Material for this exercise:
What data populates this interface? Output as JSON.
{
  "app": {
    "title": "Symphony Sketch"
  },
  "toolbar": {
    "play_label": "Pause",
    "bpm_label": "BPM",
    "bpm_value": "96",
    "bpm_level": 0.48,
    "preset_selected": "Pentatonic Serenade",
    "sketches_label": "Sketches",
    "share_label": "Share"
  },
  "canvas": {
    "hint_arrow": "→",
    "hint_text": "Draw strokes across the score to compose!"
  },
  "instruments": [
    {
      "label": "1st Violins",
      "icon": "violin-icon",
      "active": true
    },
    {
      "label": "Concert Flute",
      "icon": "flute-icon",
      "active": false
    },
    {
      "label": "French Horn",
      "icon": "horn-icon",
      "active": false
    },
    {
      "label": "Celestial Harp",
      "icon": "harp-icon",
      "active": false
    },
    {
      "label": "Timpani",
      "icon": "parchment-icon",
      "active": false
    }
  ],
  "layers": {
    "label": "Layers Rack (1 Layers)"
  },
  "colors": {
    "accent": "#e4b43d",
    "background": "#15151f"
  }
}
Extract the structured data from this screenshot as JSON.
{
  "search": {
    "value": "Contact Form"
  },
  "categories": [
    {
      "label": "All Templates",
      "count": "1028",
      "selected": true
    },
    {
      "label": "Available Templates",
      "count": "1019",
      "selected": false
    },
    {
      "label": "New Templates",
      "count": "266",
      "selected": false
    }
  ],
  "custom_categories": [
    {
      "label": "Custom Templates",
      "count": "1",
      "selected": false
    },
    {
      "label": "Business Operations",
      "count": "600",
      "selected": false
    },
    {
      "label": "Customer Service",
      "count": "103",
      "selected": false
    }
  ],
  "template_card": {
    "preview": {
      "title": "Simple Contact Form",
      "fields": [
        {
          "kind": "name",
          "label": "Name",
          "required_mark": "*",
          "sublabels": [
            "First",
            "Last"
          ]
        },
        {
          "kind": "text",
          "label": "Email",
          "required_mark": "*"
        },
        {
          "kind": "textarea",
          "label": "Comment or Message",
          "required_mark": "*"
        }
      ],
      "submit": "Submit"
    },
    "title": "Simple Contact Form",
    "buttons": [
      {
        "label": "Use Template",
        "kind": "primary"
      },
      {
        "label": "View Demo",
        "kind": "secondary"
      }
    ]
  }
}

Task goal: Among the lines of the data above, count those holding "title" and state only the number.

Correct response: 3